# [Given problem]
Return all entries precisely as they stand, without the images.

─── Data in this exercise ───

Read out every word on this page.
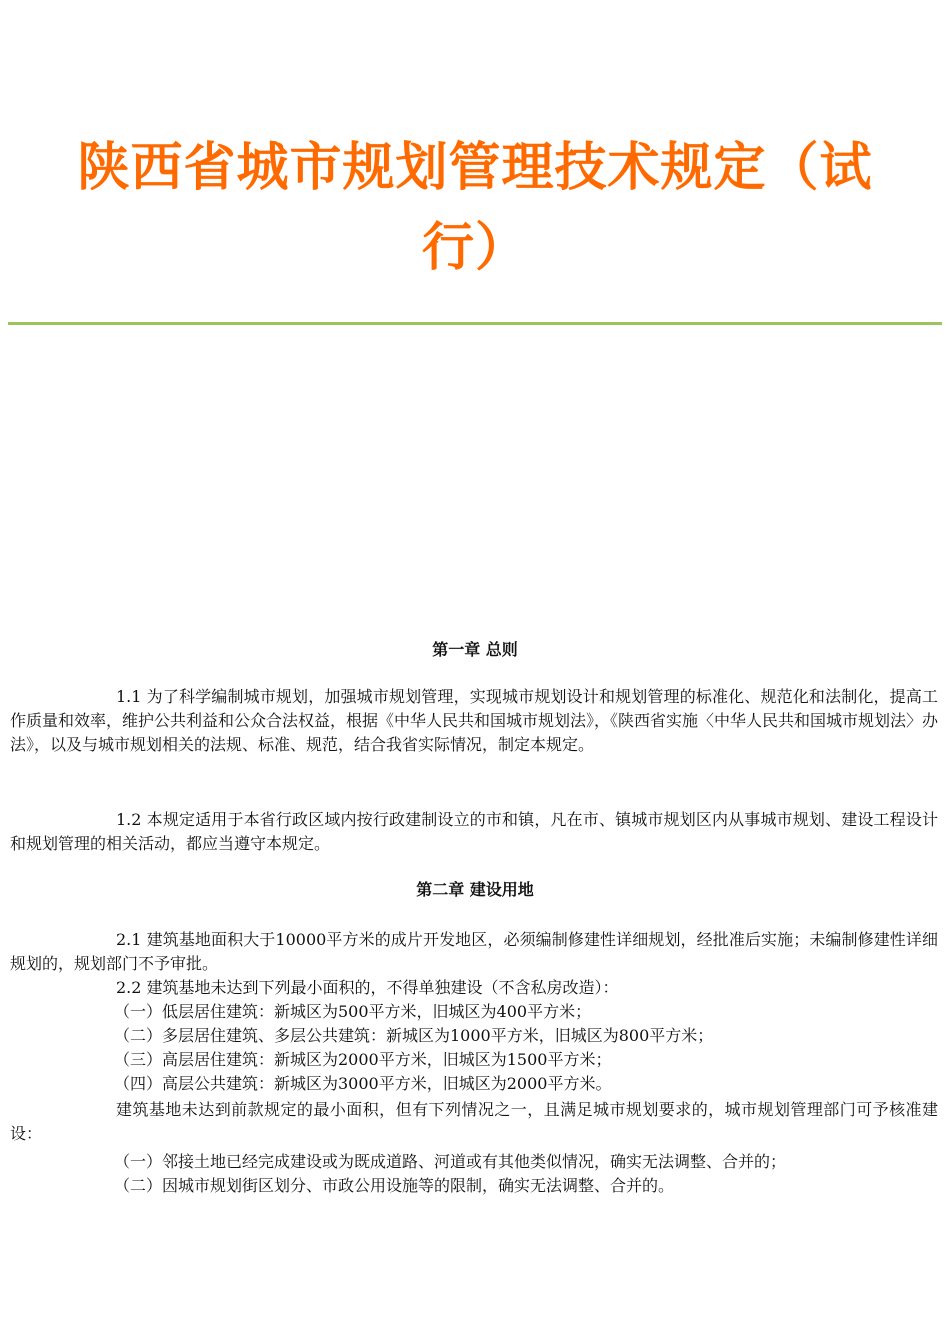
陕西省城市规划管理技术规定（试
行）
第一章 总则

1.1 为了科学编制城市规划，加强城市规划管理，实现城市规划设计和规划管理的标准化、规范化和法制化，提高工作质量和效率，维护公共利益和公众合法权益，根据《中华人民共和国城市规划法》，《陕西省实施〈中华人民共和国城市规划法〉办法》，以及与城市规划相关的法规、标准、规范，结合我省实际情况，制定本规定。

1.2 本规定适用于本省行政区域内按行政建制设立的市和镇，凡在市、镇城市规划区内从事城市规划、建设工程设计和规划管理的相关活动，都应当遵守本规定。

第二章 建设用地

2.1 建筑基地面积大于10000平方米的成片开发地区，必须编制修建性详细规划，经批准后实施；未编制修建性详细规划的，规划部门不予审批。

2.2 建筑基地未达到下列最小面积的，不得单独建设（不含私房改造）：

（一）低层居住建筑：新城区为500平方米，旧城区为400平方米；

（二）多层居住建筑、多层公共建筑：新城区为1000平方米，旧城区为800平方米；

（三）高层居住建筑：新城区为2000平方米，旧城区为1500平方米；

（四）高层公共建筑：新城区为3000平方米，旧城区为2000平方米。

建筑基地未达到前款规定的最小面积，但有下列情况之一，且满足城市规划要求的，城市规划管理部门可予核准建设：

（一）邻接土地已经完成建设或为既成道路、河道或有其他类似情况，确实无法调整、合并的；

（二）因城市规划街区划分、市政公用设施等的限制，确实无法调整、合并的。
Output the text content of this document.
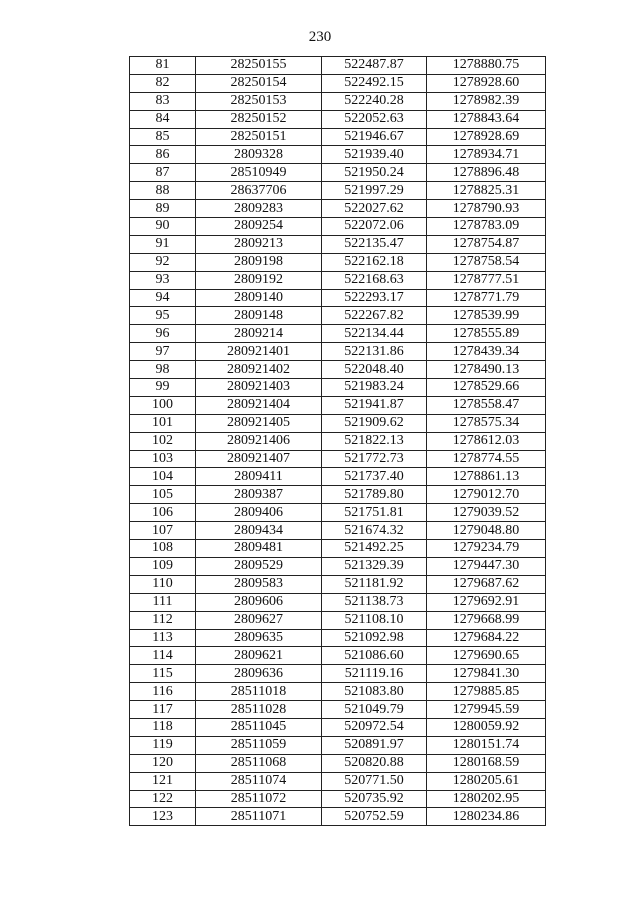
230
81	28250155	522487.87	1278880.75
82	28250154	522492.15	1278928.60
83	28250153	522240.28	1278982.39
84	28250152	522052.63	1278843.64
85	28250151	521946.67	1278928.69
86	2809328	521939.40	1278934.71
87	28510949	521950.24	1278896.48
88	28637706	521997.29	1278825.31
89	2809283	522027.62	1278790.93
90	2809254	522072.06	1278783.09
91	2809213	522135.47	1278754.87
92	2809198	522162.18	1278758.54
93	2809192	522168.63	1278777.51
94	2809140	522293.17	1278771.79
95	2809148	522267.82	1278539.99
96	2809214	522134.44	1278555.89
97	280921401	522131.86	1278439.34
98	280921402	522048.40	1278490.13
99	280921403	521983.24	1278529.66
100	280921404	521941.87	1278558.47
101	280921405	521909.62	1278575.34
102	280921406	521822.13	1278612.03
103	280921407	521772.73	1278774.55
104	2809411	521737.40	1278861.13
105	2809387	521789.80	1279012.70
106	2809406	521751.81	1279039.52
107	2809434	521674.32	1279048.80
108	2809481	521492.25	1279234.79
109	2809529	521329.39	1279447.30
110	2809583	521181.92	1279687.62
111	2809606	521138.73	1279692.91
112	2809627	521108.10	1279668.99
113	2809635	521092.98	1279684.22
114	2809621	521086.60	1279690.65
115	2809636	521119.16	1279841.30
116	28511018	521083.80	1279885.85
117	28511028	521049.79	1279945.59
118	28511045	520972.54	1280059.92
119	28511059	520891.97	1280151.74
120	28511068	520820.88	1280168.59
121	28511074	520771.50	1280205.61
122	28511072	520735.92	1280202.95
123	28511071	520752.59	1280234.86
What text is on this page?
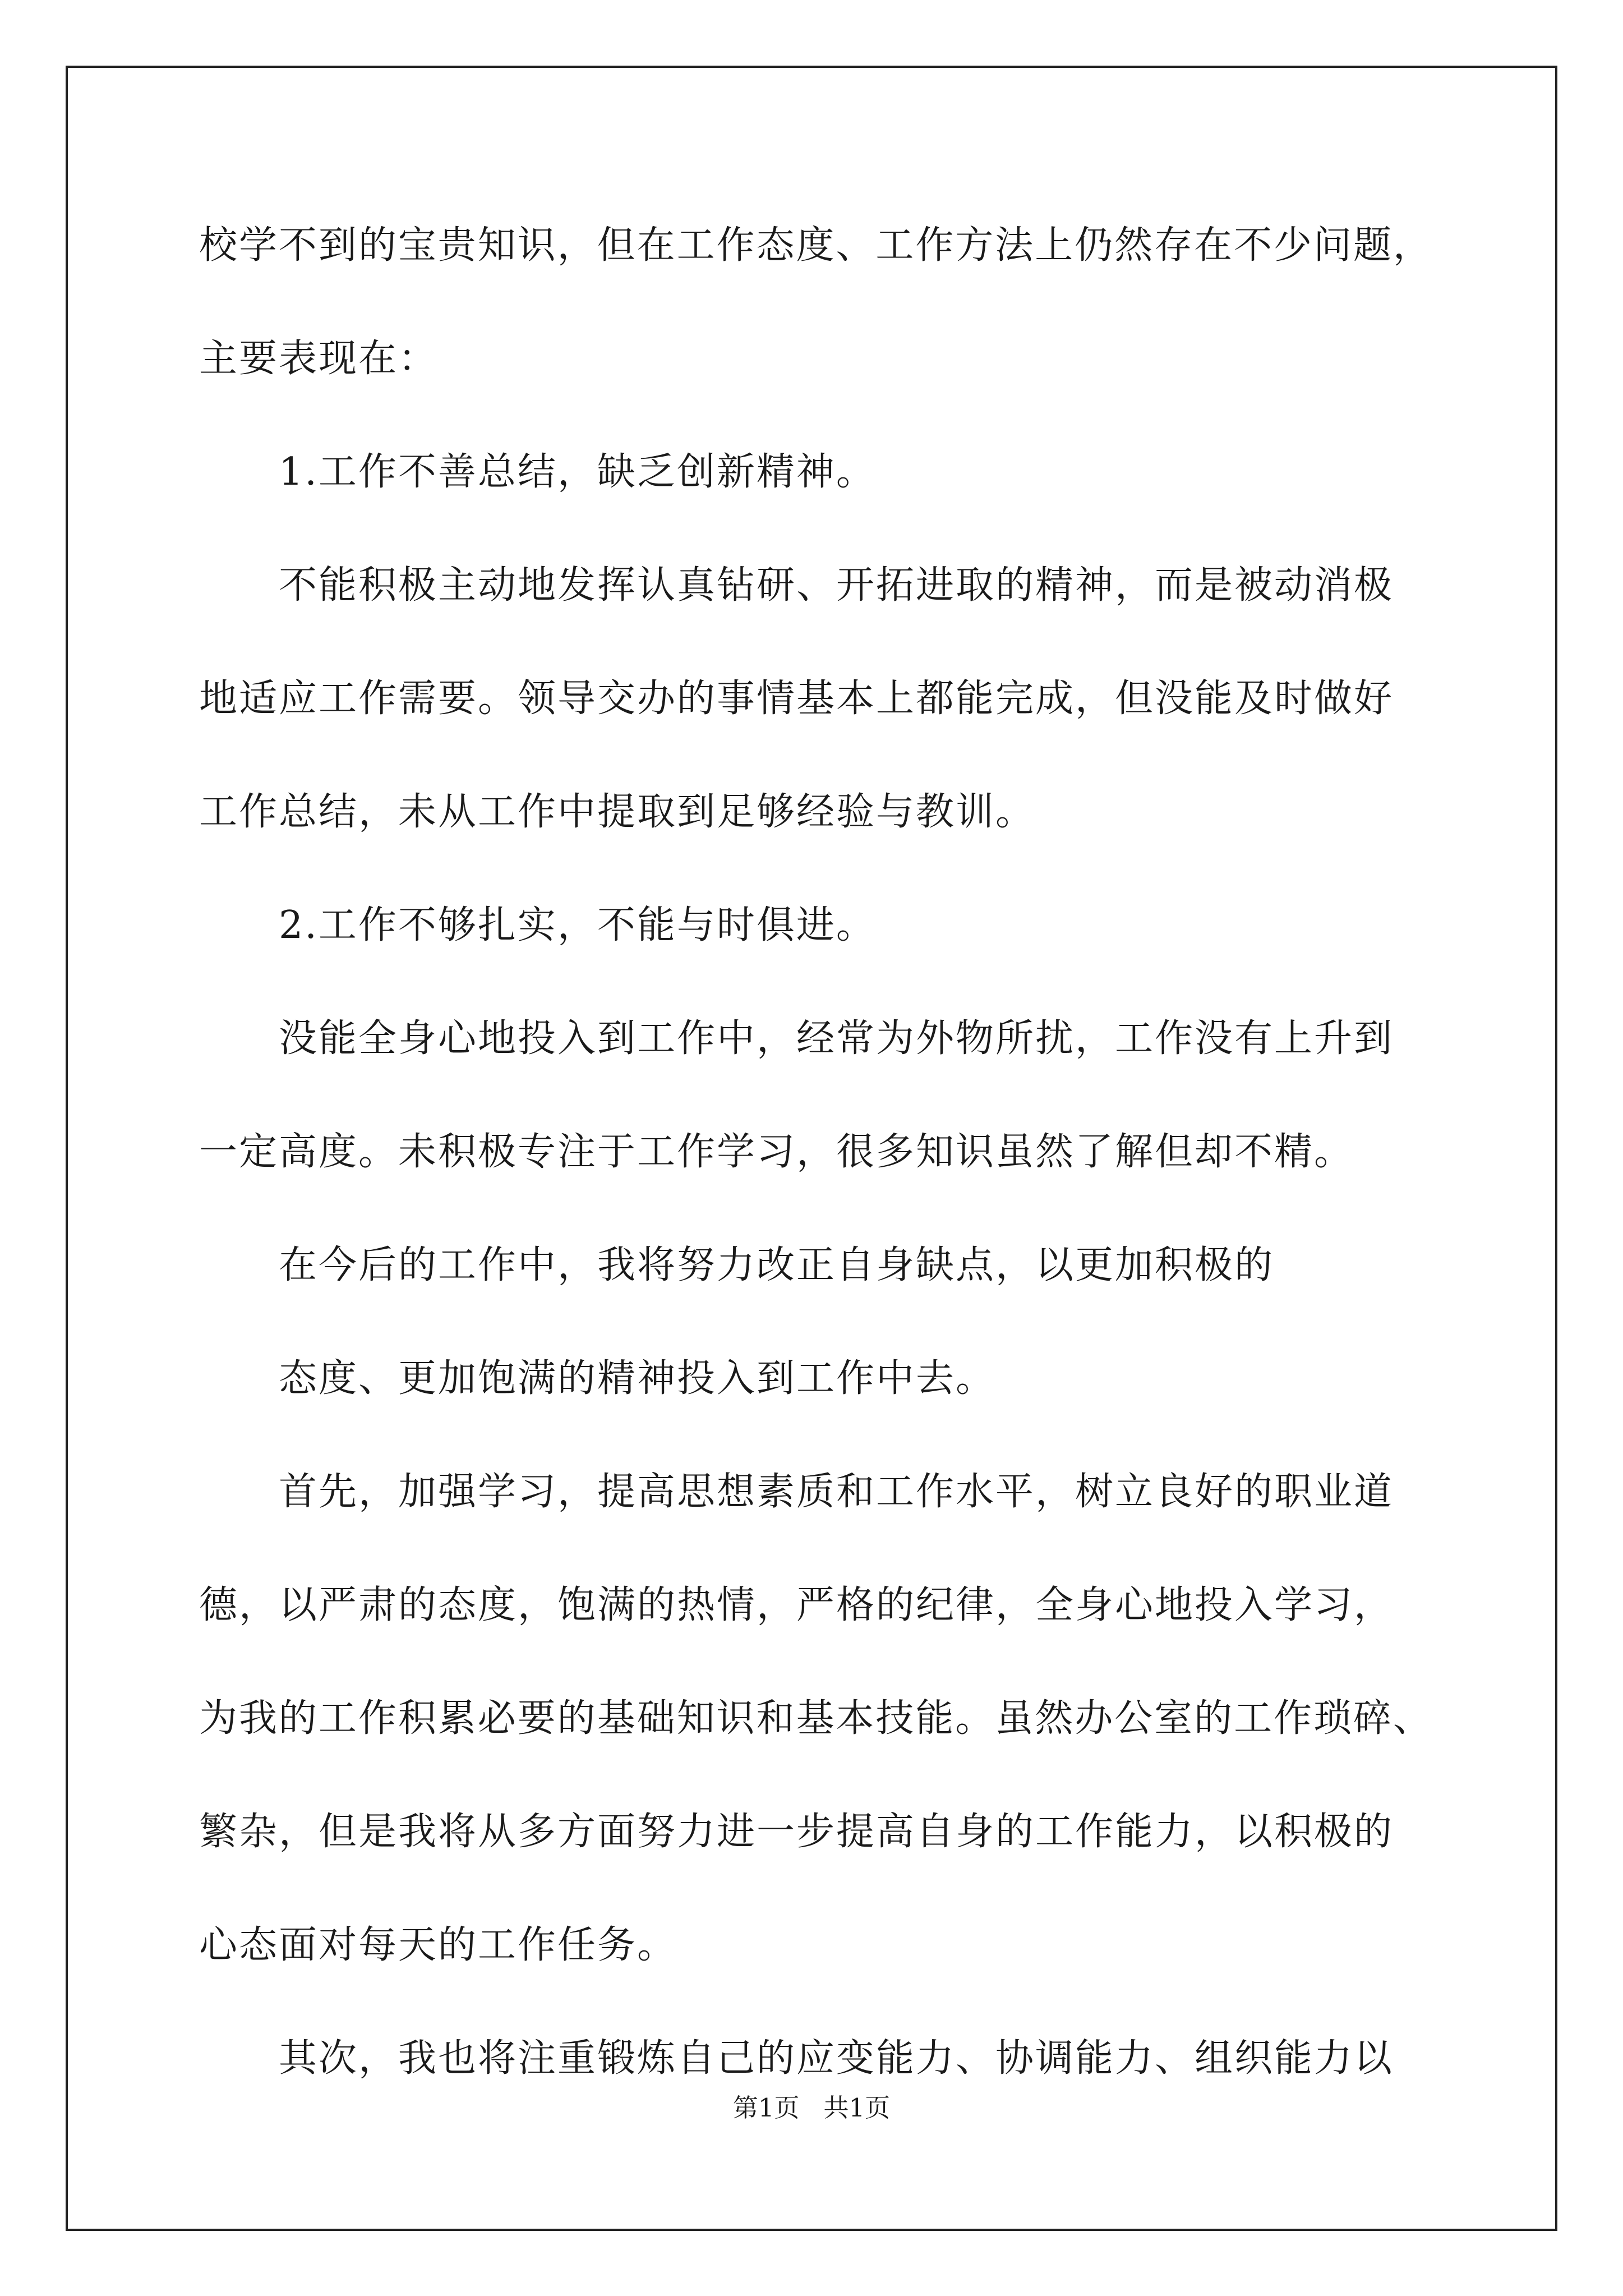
校学不到的宝贵知识，但在工作态度、工作方法上仍然存在不少问题，
主要表现在：
1.工作不善总结，缺乏创新精神。
不能积极主动地发挥认真钻研、开拓进取的精神，而是被动消极
地适应工作需要。领导交办的事情基本上都能完成，但没能及时做好
工作总结，未从工作中提取到足够经验与教训。
2.工作不够扎实，不能与时俱进。
没能全身心地投入到工作中，经常为外物所扰，工作没有上升到
一定高度。未积极专注于工作学习，很多知识虽然了解但却不精。
在今后的工作中，我将努力改正自身缺点，以更加积极的
态度、更加饱满的精神投入到工作中去。
首先，加强学习，提高思想素质和工作水平，树立良好的职业道
德，以严肃的态度，饱满的热情，严格的纪律，全身心地投入学习，
为我的工作积累必要的基础知识和基本技能。虽然办公室的工作琐碎、
繁杂，但是我将从多方面努力进一步提高自身的工作能力，以积极的
心态面对每天的工作任务。
其次，我也将注重锻炼自己的应变能力、协调能力、组织能力以
第1页   共1页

───

# [Response]
Read out every word on this page.
陕西省城市规划管理技术规定（试
行）
第一章 总则

1.1 为了科学编制城市规划，加强城市规划管理，实现城市规划设计和规划管理的标准化、规范化和法制化，提高工作质量和效率，维护公共利益和公众合法权益，根据《中华人民共和国城市规划法》，《陕西省实施〈中华人民共和国城市规划法〉办法》，以及与城市规划相关的法规、标准、规范，结合我省实际情况，制定本规定。

1.2 本规定适用于本省行政区域内按行政建制设立的市和镇，凡在市、镇城市规划区内从事城市规划、建设工程设计和规划管理的相关活动，都应当遵守本规定。

第二章 建设用地

2.1 建筑基地面积大于10000平方米的成片开发地区，必须编制修建性详细规划，经批准后实施；未编制修建性详细规划的，规划部门不予审批。

2.2 建筑基地未达到下列最小面积的，不得单独建设（不含私房改造）：

（一）低层居住建筑：新城区为500平方米，旧城区为400平方米；

（二）多层居住建筑、多层公共建筑：新城区为1000平方米，旧城区为800平方米；

（三）高层居住建筑：新城区为2000平方米，旧城区为1500平方米；

（四）高层公共建筑：新城区为3000平方米，旧城区为2000平方米。

建筑基地未达到前款规定的最小面积，但有下列情况之一，且满足城市规划要求的，城市规划管理部门可予核准建设：

（一）邻接土地已经完成建设或为既成道路、河道或有其他类似情况，确实无法调整、合并的；

（二）因城市规划街区划分、市政公用设施等的限制，确实无法调整、合并的。
Output the text content of this document.
230
81	28250155	522487.87	1278880.75
82	28250154	522492.15	1278928.60
83	28250153	522240.28	1278982.39
84	28250152	522052.63	1278843.64
85	28250151	521946.67	1278928.69
86	2809328	521939.40	1278934.71
87	28510949	521950.24	1278896.48
88	28637706	521997.29	1278825.31
89	2809283	522027.62	1278790.93
90	2809254	522072.06	1278783.09
91	2809213	522135.47	1278754.87
92	2809198	522162.18	1278758.54
93	2809192	522168.63	1278777.51
94	2809140	522293.17	1278771.79
95	2809148	522267.82	1278539.99
96	2809214	522134.44	1278555.89
97	280921401	522131.86	1278439.34
98	280921402	522048.40	1278490.13
99	280921403	521983.24	1278529.66
100	280921404	521941.87	1278558.47
101	280921405	521909.62	1278575.34
102	280921406	521822.13	1278612.03
103	280921407	521772.73	1278774.55
104	2809411	521737.40	1278861.13
105	2809387	521789.80	1279012.70
106	2809406	521751.81	1279039.52
107	2809434	521674.32	1279048.80
108	2809481	521492.25	1279234.79
109	2809529	521329.39	1279447.30
110	2809583	521181.92	1279687.62
111	2809606	521138.73	1279692.91
112	2809627	521108.10	1279668.99
113	2809635	521092.98	1279684.22
114	2809621	521086.60	1279690.65
115	2809636	521119.16	1279841.30
116	28511018	521083.80	1279885.85
117	28511028	521049.79	1279945.59
118	28511045	520972.54	1280059.92
119	28511059	520891.97	1280151.74
120	28511068	520820.88	1280168.59
121	28511074	520771.50	1280205.61
122	28511072	520735.92	1280202.95
123	28511071	520752.59	1280234.86
What text is on this page?
校学不到的宝贵知识，但在工作态度、工作方法上仍然存在不少问题，
主要表现在：
1.工作不善总结，缺乏创新精神。
不能积极主动地发挥认真钻研、开拓进取的精神，而是被动消极
地适应工作需要。领导交办的事情基本上都能完成，但没能及时做好
工作总结，未从工作中提取到足够经验与教训。
2.工作不够扎实，不能与时俱进。
没能全身心地投入到工作中，经常为外物所扰，工作没有上升到
一定高度。未积极专注于工作学习，很多知识虽然了解但却不精。
在今后的工作中，我将努力改正自身缺点，以更加积极的
态度、更加饱满的精神投入到工作中去。
首先，加强学习，提高思想素质和工作水平，树立良好的职业道
德，以严肃的态度，饱满的热情，严格的纪律，全身心地投入学习，
为我的工作积累必要的基础知识和基本技能。虽然办公室的工作琐碎、
繁杂，但是我将从多方面努力进一步提高自身的工作能力，以积极的
心态面对每天的工作任务。
其次，我也将注重锻炼自己的应变能力、协调能力、组织能力以
第1页   共1页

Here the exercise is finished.